---- DATASET EXCERPTS

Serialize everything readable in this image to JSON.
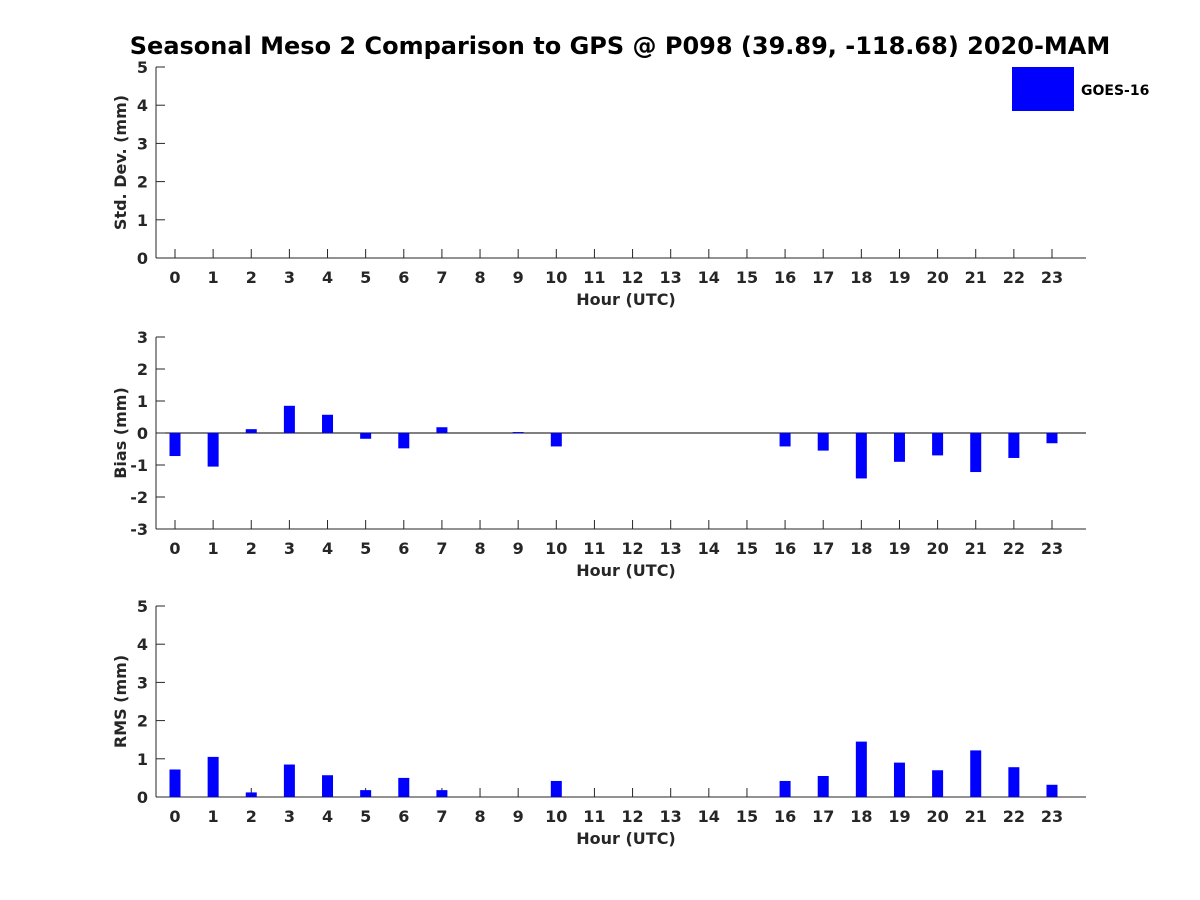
{
  "title": "Seasonal Meso 2 Comparison to GPS @ P098 (39.89, -118.68) 2020-MAM",
  "legend": {
    "label": "GOES-16",
    "color": "#0000ff"
  },
  "chart_data": [
    {
      "type": "bar",
      "xlabel": "Hour (UTC)",
      "ylabel": "Std. Dev. (mm)",
      "ylim": [
        0,
        5
      ],
      "yticks": [
        0,
        1,
        2,
        3,
        4,
        5
      ],
      "categories": [
        "0",
        "1",
        "2",
        "3",
        "4",
        "5",
        "6",
        "7",
        "8",
        "9",
        "10",
        "11",
        "12",
        "13",
        "14",
        "15",
        "16",
        "17",
        "18",
        "19",
        "20",
        "21",
        "22",
        "23"
      ],
      "series": [
        {
          "name": "GOES-16",
          "values": [
            null,
            null,
            null,
            null,
            null,
            null,
            null,
            null,
            null,
            null,
            null,
            null,
            null,
            null,
            null,
            null,
            null,
            null,
            null,
            null,
            null,
            null,
            null,
            null
          ]
        }
      ]
    },
    {
      "type": "bar",
      "xlabel": "Hour (UTC)",
      "ylabel": "Bias (mm)",
      "ylim": [
        -3,
        3
      ],
      "yticks": [
        -3,
        -2,
        -1,
        0,
        1,
        2,
        3
      ],
      "zero_line": true,
      "categories": [
        "0",
        "1",
        "2",
        "3",
        "4",
        "5",
        "6",
        "7",
        "8",
        "9",
        "10",
        "11",
        "12",
        "13",
        "14",
        "15",
        "16",
        "17",
        "18",
        "19",
        "20",
        "21",
        "22",
        "23"
      ],
      "series": [
        {
          "name": "GOES-16",
          "values": [
            -0.72,
            -1.05,
            0.12,
            0.85,
            0.57,
            -0.18,
            -0.48,
            0.18,
            null,
            0.03,
            -0.42,
            null,
            null,
            null,
            null,
            null,
            -0.42,
            -0.55,
            -1.42,
            -0.9,
            -0.7,
            -1.22,
            -0.78,
            -0.32
          ]
        }
      ]
    },
    {
      "type": "bar",
      "xlabel": "Hour (UTC)",
      "ylabel": "RMS (mm)",
      "ylim": [
        0,
        5
      ],
      "yticks": [
        0,
        1,
        2,
        3,
        4,
        5
      ],
      "categories": [
        "0",
        "1",
        "2",
        "3",
        "4",
        "5",
        "6",
        "7",
        "8",
        "9",
        "10",
        "11",
        "12",
        "13",
        "14",
        "15",
        "16",
        "17",
        "18",
        "19",
        "20",
        "21",
        "22",
        "23"
      ],
      "series": [
        {
          "name": "GOES-16",
          "values": [
            0.72,
            1.05,
            0.12,
            0.85,
            0.57,
            0.18,
            0.5,
            0.18,
            null,
            null,
            0.42,
            null,
            null,
            null,
            null,
            null,
            0.42,
            0.55,
            1.45,
            0.9,
            0.7,
            1.22,
            0.78,
            0.32
          ]
        }
      ]
    }
  ]
}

--------

* EXERCISE BRIEF: Reproduce every entry word for word, but skip any pictures.

* FINAL RESULT:
Serialize everything readable in this image to JSON.
{
  "title": "Seasonal Meso 2 Comparison to GPS @ P098 (39.89, -118.68) 2020-MAM",
  "legend": {
    "label": "GOES-16",
    "color": "#0000ff"
  },
  "chart_data": [
    {
      "type": "bar",
      "xlabel": "Hour (UTC)",
      "ylabel": "Std. Dev. (mm)",
      "ylim": [
        0,
        5
      ],
      "yticks": [
        0,
        1,
        2,
        3,
        4,
        5
      ],
      "categories": [
        "0",
        "1",
        "2",
        "3",
        "4",
        "5",
        "6",
        "7",
        "8",
        "9",
        "10",
        "11",
        "12",
        "13",
        "14",
        "15",
        "16",
        "17",
        "18",
        "19",
        "20",
        "21",
        "22",
        "23"
      ],
      "series": [
        {
          "name": "GOES-16",
          "values": [
            null,
            null,
            null,
            null,
            null,
            null,
            null,
            null,
            null,
            null,
            null,
            null,
            null,
            null,
            null,
            null,
            null,
            null,
            null,
            null,
            null,
            null,
            null,
            null
          ]
        }
      ]
    },
    {
      "type": "bar",
      "xlabel": "Hour (UTC)",
      "ylabel": "Bias (mm)",
      "ylim": [
        -3,
        3
      ],
      "yticks": [
        -3,
        -2,
        -1,
        0,
        1,
        2,
        3
      ],
      "zero_line": true,
      "categories": [
        "0",
        "1",
        "2",
        "3",
        "4",
        "5",
        "6",
        "7",
        "8",
        "9",
        "10",
        "11",
        "12",
        "13",
        "14",
        "15",
        "16",
        "17",
        "18",
        "19",
        "20",
        "21",
        "22",
        "23"
      ],
      "series": [
        {
          "name": "GOES-16",
          "values": [
            -0.72,
            -1.05,
            0.12,
            0.85,
            0.57,
            -0.18,
            -0.48,
            0.18,
            null,
            0.03,
            -0.42,
            null,
            null,
            null,
            null,
            null,
            -0.42,
            -0.55,
            -1.42,
            -0.9,
            -0.7,
            -1.22,
            -0.78,
            -0.32
          ]
        }
      ]
    },
    {
      "type": "bar",
      "xlabel": "Hour (UTC)",
      "ylabel": "RMS (mm)",
      "ylim": [
        0,
        5
      ],
      "yticks": [
        0,
        1,
        2,
        3,
        4,
        5
      ],
      "categories": [
        "0",
        "1",
        "2",
        "3",
        "4",
        "5",
        "6",
        "7",
        "8",
        "9",
        "10",
        "11",
        "12",
        "13",
        "14",
        "15",
        "16",
        "17",
        "18",
        "19",
        "20",
        "21",
        "22",
        "23"
      ],
      "series": [
        {
          "name": "GOES-16",
          "values": [
            0.72,
            1.05,
            0.12,
            0.85,
            0.57,
            0.18,
            0.5,
            0.18,
            null,
            null,
            0.42,
            null,
            null,
            null,
            null,
            null,
            0.42,
            0.55,
            1.45,
            0.9,
            0.7,
            1.22,
            0.78,
            0.32
          ]
        }
      ]
    }
  ]
}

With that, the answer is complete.